### Goals
**A)** Reproduce the gear pump passage from "A liquid gear pump includes" to "Jun. 1, 2011.", inclusive.
**B)** Answer these questions using the gear pump passage:
(i) In which country was the application from which priority is claimed filed?
(ii) According to the background section, what controls the flow rate of the liquid?
(iii) What material may the idle shaft be made of?

### Text passage
A liquid gear pump includes a gear pump assembly and an electric motor with an motor shaft. The gear pump assembly includes a pump housing which defines a pump chamber, an inlet and an outlet which are in fluid communication with the pump chamber, and a driving gear and an idle gear which are received in the pump chamber. The driving gear is driven by the motor shaft. The idle gear is supported on an idle shaft and engaged with the driving gear. The driving gear and the idle gear are made of a material with a main component of PPS.

Description

    CROSS REFERENCE TO RELATED APPLICATIONS
  • This non-provisional patent application claims priority under 35 U.S.C. §119(a) from Patent Application No. 201110146710.1 filed in The People's Republic of China on Jun. 1, 2011.
  • FIELD OF THE INVENTION
  • This invention relates to a liquid pump and in particular, to a liquid gear pump which is especially suitable for automatic beverage dispensers.
  • BACKGROUND OF THE INVENTION
  • Gear pumps are popular for precise transfer and metering applications such as automatic beverage dispensers. A typical gear pump includes a pump housing defining a chamber, two gears received in the chamber, and a liquid inlet and a liquid outlet which are in fluid communication with the chamber. One of the two gears is a driving gear driven by a motor and the other one is an idle gear driven by the driving gear. The two gears rotate against each other so as to create the pump action. Liquid entering the pump inlet is drawn into the space between the inner surface of the chamber and teeth of the rotating gears and then is forced through the pump outlet under pressure. The flow rate of the liquid can be accurately controlled by the rotational speed of the gears, which can be regulated by varying the speed of the motor.
  • In some beverage dispensers the pumping of hot liquid is required. As the gears of the gear pump are immersed in the hot liquid, the gears expand creating excessive engagement between the two gears leading to excessive wear or jamming of the gears, neither of which is desired. This can be avoided by appropriate sizing of the gears to allow for the expansion, however this means that the pump does not operate efficiently with cold or warm liquids. Also, as the gear pump is in direct contact with a liquid for human consumption, the pump must satisfy the requirements of certain food safety standards.
  • SUMMARY OF THE INVENTION
  • Accordingly, in one aspect thereof, the present invention provides a liquid gear pump, comprising: a gear pump assembly; and an electric motor having a motor shaft, the gear pump assembly comprising a pump housing which defines a pump chamber, an inlet and an outlet in fluid communication with the pump chamber, and a driving gear and an idle gear disposed within the pump chamber, the driving gear being driven by the motor shaft, the idle gear being supported on an idle shaft and engaged with the driving gear; wherein the driving gear and the idle gear are made of a material with a main component of polyphenylene sulfide.
  • Preferably, the material contains 40 to 80 percent by weight of polyphenylene sulfide.
  • Preferably, the driving gear and the idle gear are made of a material with main components of polyphenylene sulfide and glass fiber.
  • Preferably, the material contains 40 to 80 percent by weight of polyphenylene sulfide and 20 to 60 percent by weight of glass fiber.
  • Preferably, the pump housing is made of a material with a main component of polyphthalamide, polyphenylene sulfide, or polyetherimide.
  • Preferably, the idle shaft is made of ceramic.

### Dataset excerpts
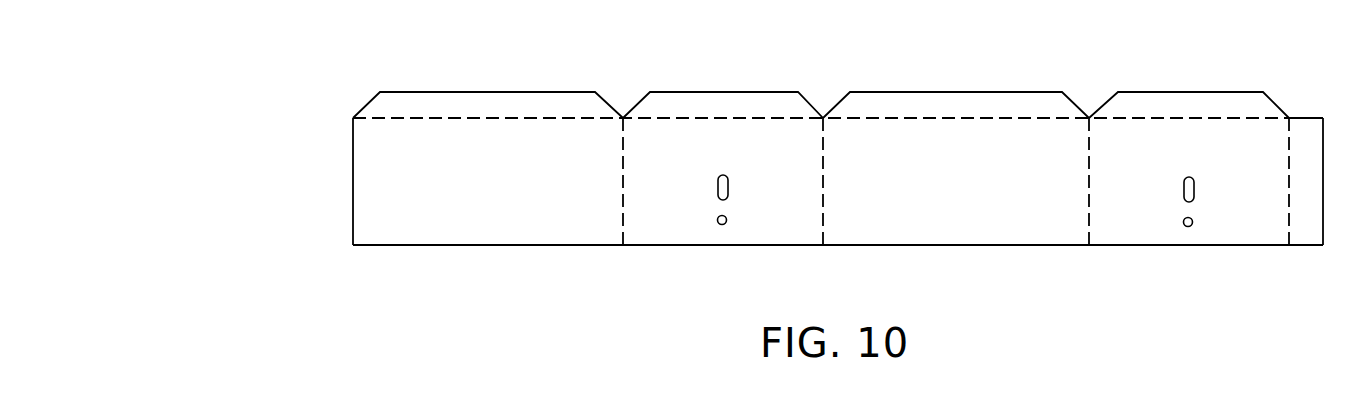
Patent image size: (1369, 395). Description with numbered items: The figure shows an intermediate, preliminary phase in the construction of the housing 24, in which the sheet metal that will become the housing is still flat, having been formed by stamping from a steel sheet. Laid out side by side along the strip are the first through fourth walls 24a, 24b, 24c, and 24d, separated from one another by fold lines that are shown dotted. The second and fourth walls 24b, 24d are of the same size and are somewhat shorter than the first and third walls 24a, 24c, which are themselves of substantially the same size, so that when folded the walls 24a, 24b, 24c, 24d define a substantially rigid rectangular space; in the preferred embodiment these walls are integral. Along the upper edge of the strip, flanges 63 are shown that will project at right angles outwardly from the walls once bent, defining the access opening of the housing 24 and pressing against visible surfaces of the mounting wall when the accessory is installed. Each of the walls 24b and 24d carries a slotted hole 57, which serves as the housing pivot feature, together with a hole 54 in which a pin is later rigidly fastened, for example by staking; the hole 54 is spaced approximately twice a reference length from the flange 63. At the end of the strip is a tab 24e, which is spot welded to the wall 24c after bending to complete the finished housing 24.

The housing 24 is at (397, 284).
The first wall 24a is at (895, 234).
The second wall 24b is at (653, 234).
The third wall 24c is at (378, 173).
The fourth wall 24d is at (1117, 235).
The tab 24e is at (1308, 135).
The hole 54 is at (723, 225).
The slotted hole 57 is at (728, 198).
The flange 63 is at (944, 93).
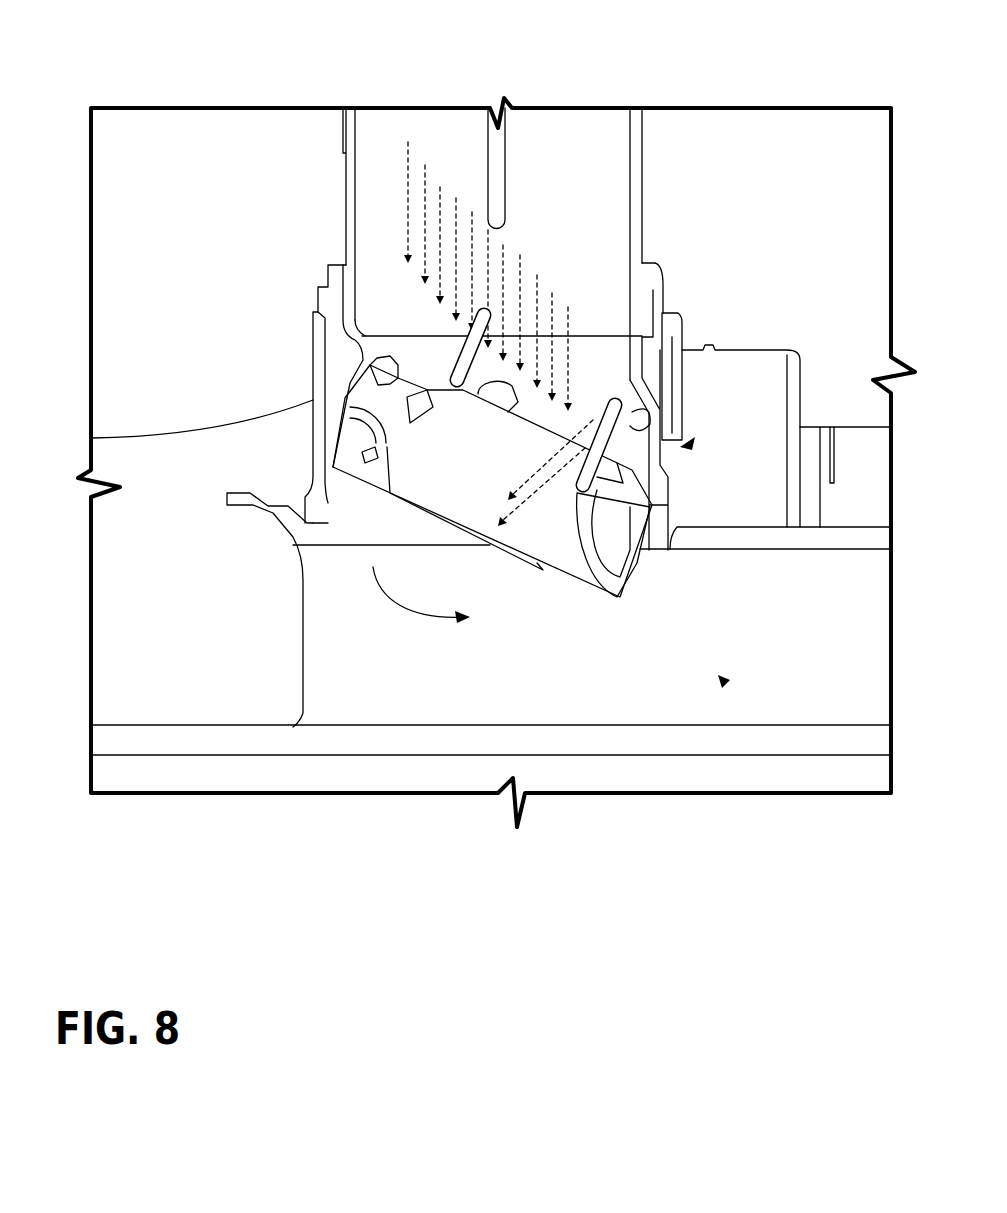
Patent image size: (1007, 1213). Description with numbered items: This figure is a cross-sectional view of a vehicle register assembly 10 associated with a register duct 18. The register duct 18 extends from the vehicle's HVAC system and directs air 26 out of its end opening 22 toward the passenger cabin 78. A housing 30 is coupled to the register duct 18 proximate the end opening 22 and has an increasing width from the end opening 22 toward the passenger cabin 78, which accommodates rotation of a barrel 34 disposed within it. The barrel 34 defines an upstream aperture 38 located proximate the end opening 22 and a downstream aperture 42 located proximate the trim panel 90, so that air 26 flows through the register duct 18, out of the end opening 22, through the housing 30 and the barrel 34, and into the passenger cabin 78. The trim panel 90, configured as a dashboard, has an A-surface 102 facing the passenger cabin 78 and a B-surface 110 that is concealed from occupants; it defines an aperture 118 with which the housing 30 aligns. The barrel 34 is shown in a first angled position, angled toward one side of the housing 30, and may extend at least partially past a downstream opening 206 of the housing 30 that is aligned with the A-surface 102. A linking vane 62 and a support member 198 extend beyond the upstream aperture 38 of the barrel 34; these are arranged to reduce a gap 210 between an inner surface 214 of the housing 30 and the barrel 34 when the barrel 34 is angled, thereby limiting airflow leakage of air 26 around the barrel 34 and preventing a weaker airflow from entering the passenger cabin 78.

The register assembly 10 is at (680, 447).
The register duct 18 is at (580, 165).
The end opening 22 is at (313, 362).
The air 26 is at (405, 190).
The housing 30 is at (660, 483).
The barrel 34 is at (594, 588).
The upstream aperture 38 is at (558, 400).
The downstream aperture 42 is at (408, 494).
The linking vane 62 is at (590, 540).
The passenger cabin 78 is at (718, 675).
The trim panel 90 is at (810, 540).
The A-surface 102 is at (757, 550).
The B-surface 110 is at (847, 523).
The aperture 118 is at (677, 527).
The support member 198 is at (463, 337).
The downstream opening 206 is at (432, 548).
The gap 210 is at (630, 400).
The inner surface 214 is at (632, 425).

### Results for each task
**A)**
A liquid gear pump includes a gear pump assembly and an electric motor with an motor shaft. The gear pump assembly includes a pump housing which defines a pump chamber, an inlet and an outlet which are in fluid communication with the pump chamber, and a driving gear and an idle gear which are received in the pump chamber. The driving gear is driven by the motor shaft. The idle gear is supported on an idle shaft and engaged with the driving gear. The driving gear and the idle gear are made of a material with a main component of PPS.

Description

    CROSS REFERENCE TO RELATED APPLICATIONS
  • This non-provisional patent application claims priority under 35 U.S.C. §119(a) from Patent Application No. 201110146710.1 filed in The People's Republic of China on Jun. 1, 2011.

**B)**
(i) The People's Republic of China
(ii) The rotational speed of the gears
(iii) Ceramic